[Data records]
########################################

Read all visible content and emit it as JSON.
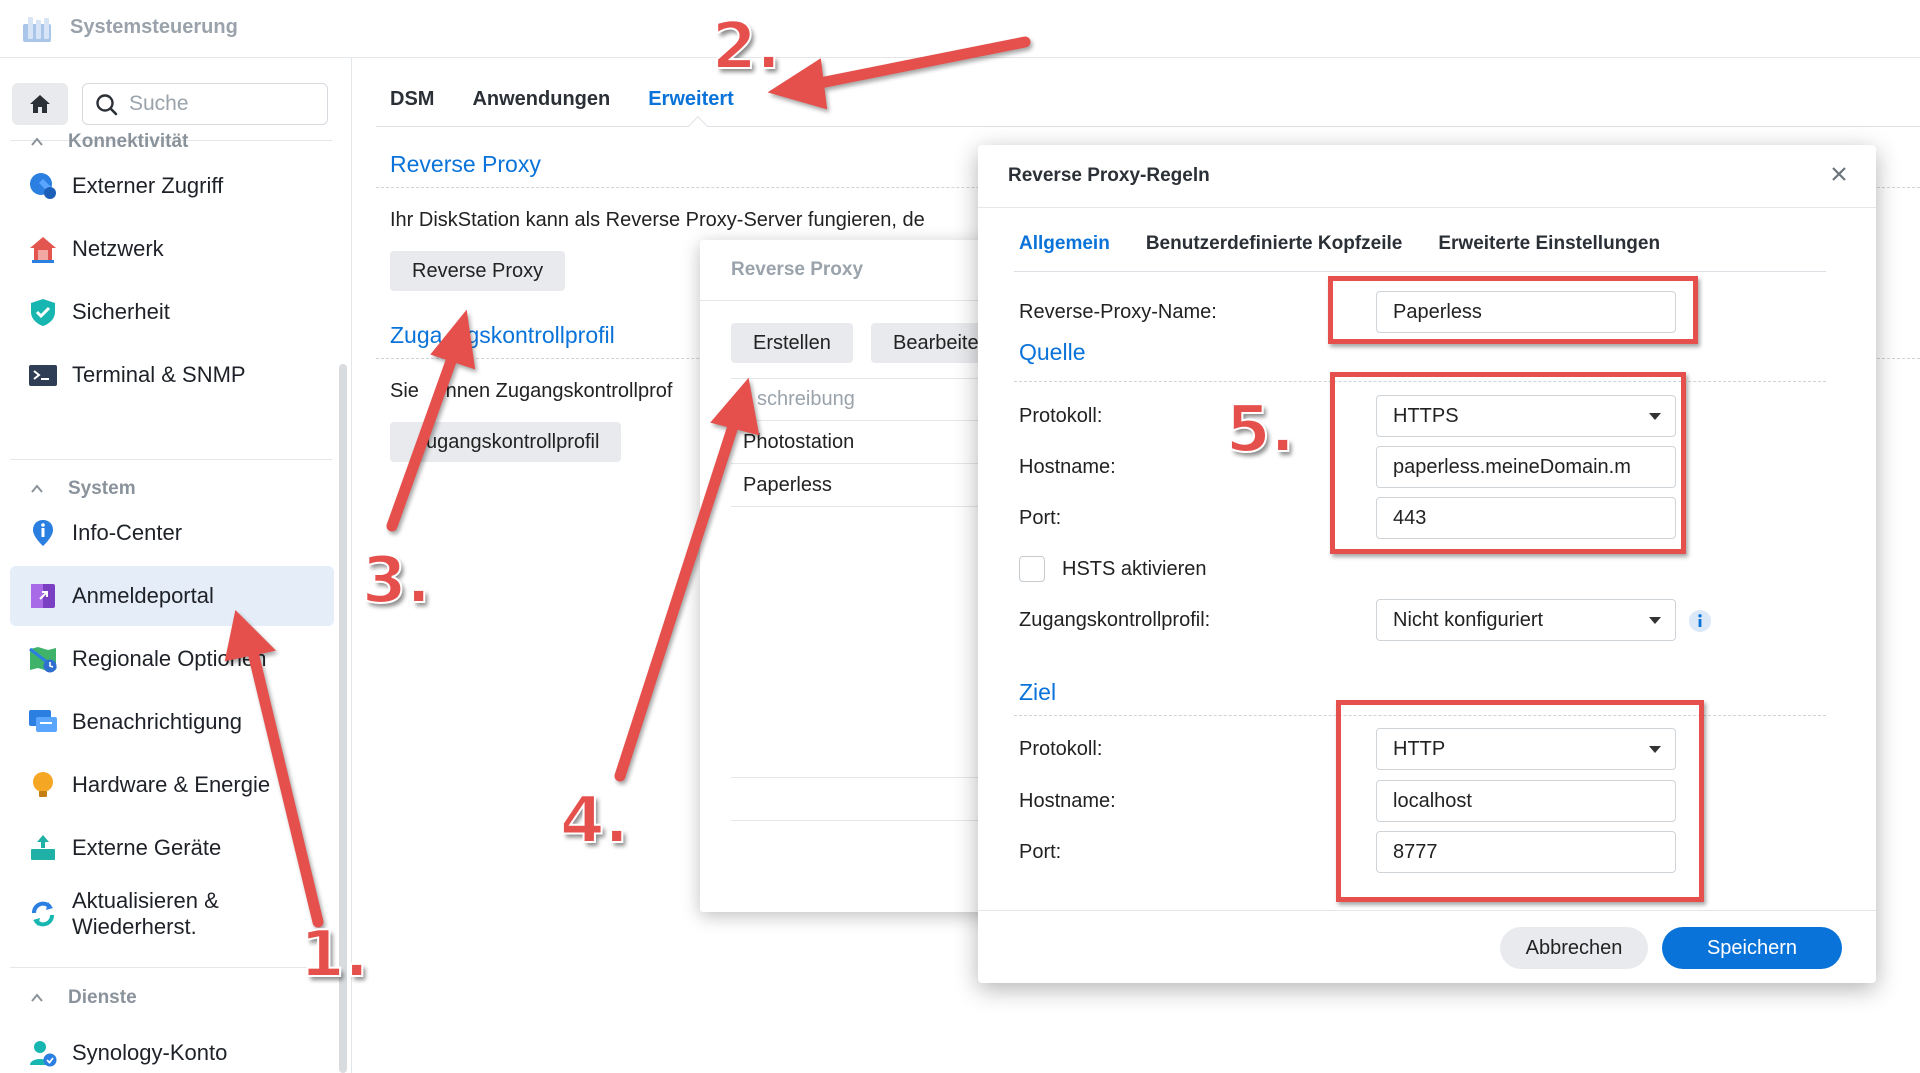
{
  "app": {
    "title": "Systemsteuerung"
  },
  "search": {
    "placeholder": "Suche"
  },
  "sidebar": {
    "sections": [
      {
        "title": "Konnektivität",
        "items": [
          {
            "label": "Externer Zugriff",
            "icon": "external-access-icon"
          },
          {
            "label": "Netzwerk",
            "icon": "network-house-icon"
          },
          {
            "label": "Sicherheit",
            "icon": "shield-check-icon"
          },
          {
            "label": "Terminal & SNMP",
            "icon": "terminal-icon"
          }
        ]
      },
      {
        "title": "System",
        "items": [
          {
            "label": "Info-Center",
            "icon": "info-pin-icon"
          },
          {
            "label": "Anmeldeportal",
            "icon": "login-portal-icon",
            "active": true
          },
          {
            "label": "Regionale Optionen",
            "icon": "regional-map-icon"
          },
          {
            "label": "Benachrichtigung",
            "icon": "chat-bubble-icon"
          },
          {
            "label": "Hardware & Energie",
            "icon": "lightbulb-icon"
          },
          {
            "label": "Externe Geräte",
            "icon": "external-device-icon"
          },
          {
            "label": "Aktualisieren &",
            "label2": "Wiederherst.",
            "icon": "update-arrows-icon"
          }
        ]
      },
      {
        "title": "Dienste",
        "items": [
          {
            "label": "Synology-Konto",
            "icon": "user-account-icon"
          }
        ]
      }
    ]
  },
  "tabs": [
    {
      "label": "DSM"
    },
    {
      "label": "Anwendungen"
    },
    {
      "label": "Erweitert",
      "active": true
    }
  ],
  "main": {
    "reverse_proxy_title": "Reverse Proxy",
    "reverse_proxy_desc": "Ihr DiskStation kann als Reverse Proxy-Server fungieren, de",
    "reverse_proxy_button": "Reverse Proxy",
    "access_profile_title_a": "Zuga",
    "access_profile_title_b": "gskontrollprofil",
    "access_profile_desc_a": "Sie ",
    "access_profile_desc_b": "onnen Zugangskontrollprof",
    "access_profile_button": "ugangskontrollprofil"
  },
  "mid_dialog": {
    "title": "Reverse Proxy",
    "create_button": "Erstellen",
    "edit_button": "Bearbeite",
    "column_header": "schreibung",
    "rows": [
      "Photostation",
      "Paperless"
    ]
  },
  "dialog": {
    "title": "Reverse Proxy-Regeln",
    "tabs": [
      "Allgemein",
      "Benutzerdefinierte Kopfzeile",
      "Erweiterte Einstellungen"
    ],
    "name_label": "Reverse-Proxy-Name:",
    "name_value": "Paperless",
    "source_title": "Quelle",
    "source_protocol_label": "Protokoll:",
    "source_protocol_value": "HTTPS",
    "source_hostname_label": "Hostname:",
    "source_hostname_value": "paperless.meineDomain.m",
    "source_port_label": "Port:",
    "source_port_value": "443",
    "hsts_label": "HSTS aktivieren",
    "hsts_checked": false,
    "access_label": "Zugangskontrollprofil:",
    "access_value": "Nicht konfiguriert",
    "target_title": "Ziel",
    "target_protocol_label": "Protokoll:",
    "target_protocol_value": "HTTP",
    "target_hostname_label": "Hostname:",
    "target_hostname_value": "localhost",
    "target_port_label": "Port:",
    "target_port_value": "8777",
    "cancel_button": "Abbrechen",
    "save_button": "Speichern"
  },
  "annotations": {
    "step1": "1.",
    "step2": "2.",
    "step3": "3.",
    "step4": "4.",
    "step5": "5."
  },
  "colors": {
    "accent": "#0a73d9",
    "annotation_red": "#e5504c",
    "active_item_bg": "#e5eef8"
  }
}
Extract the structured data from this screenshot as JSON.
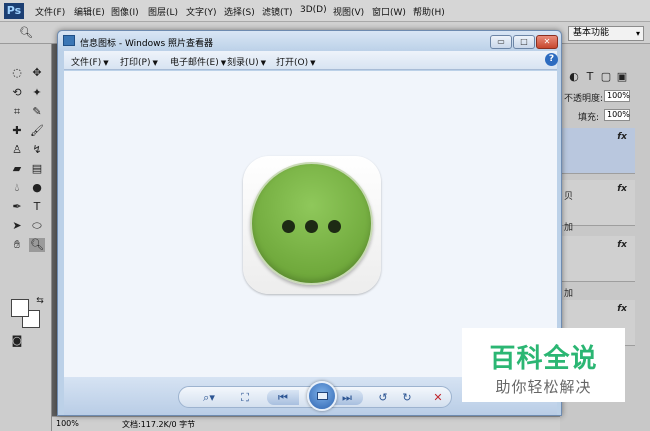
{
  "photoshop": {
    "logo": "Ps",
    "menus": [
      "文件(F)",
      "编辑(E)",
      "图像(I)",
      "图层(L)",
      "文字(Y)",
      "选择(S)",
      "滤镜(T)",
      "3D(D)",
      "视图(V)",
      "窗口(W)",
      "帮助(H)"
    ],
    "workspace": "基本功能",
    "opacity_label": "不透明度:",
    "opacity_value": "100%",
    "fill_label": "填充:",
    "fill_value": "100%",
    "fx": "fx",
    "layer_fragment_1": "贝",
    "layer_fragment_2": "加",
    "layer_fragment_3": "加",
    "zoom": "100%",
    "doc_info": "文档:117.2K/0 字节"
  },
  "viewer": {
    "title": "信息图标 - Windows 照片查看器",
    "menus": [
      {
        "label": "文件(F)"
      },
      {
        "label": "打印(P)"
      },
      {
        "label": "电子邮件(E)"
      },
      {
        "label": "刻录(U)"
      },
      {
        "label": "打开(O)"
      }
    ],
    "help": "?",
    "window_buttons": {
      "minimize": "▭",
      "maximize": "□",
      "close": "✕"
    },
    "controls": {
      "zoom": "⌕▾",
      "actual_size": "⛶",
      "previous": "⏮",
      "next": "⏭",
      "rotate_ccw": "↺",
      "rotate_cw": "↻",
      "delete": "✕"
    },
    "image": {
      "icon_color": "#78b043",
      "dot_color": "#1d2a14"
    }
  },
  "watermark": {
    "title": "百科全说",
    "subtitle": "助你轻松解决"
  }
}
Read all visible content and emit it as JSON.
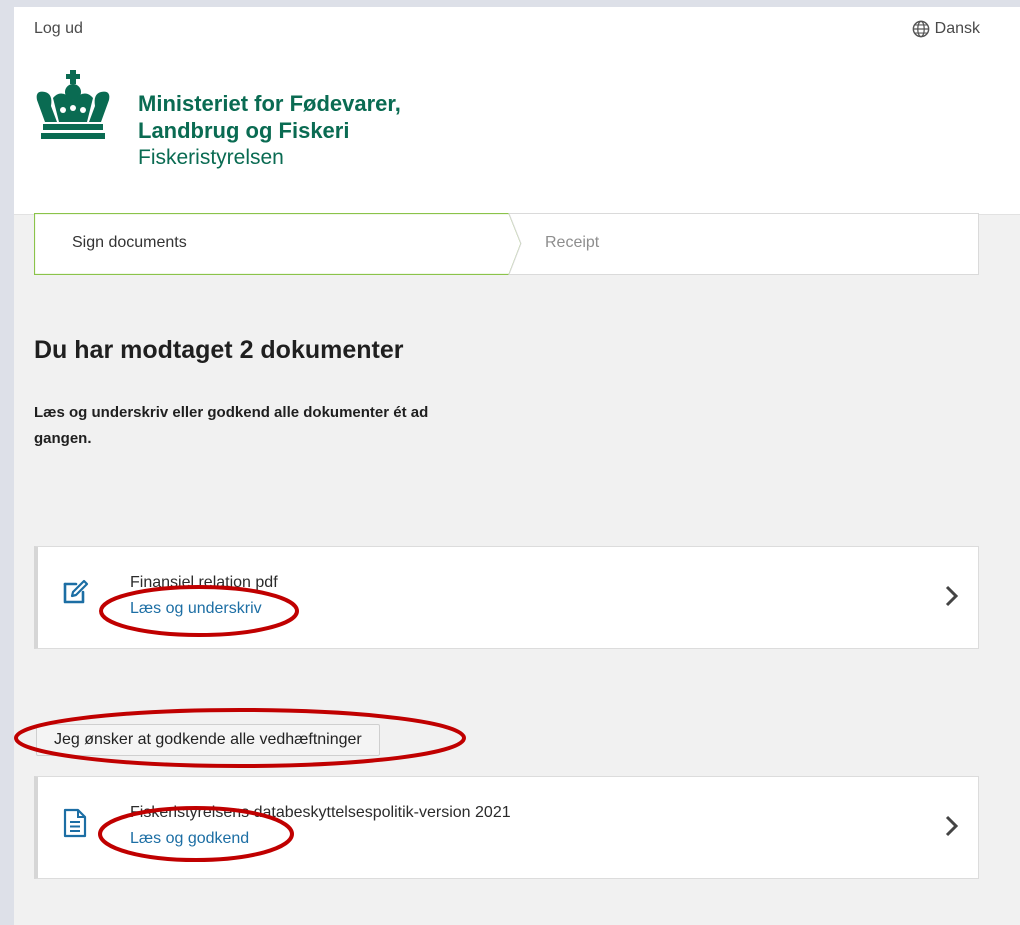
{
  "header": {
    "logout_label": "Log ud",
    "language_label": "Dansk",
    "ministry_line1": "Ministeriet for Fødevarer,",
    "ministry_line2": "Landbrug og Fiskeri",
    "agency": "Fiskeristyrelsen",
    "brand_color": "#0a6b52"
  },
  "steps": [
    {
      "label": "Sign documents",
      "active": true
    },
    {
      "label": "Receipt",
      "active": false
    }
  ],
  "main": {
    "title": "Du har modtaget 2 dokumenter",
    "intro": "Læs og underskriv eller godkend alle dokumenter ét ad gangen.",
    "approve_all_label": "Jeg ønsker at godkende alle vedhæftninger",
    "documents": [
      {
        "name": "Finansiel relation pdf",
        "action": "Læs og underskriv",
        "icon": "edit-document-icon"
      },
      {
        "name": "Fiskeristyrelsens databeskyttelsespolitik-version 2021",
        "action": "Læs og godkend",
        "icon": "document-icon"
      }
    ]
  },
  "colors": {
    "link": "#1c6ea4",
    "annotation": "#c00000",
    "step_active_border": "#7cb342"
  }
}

########################################

## [TASK STATEMENT]
Pull every line containing the word "alle" out of the material and copy it.

## [ANSWER IN FULL]
    "intro": "Læs og underskriv eller godkend alle dokumenter ét ad gangen.",
    "approve_all_label": "Jeg ønsker at godkende alle vedhæftninger",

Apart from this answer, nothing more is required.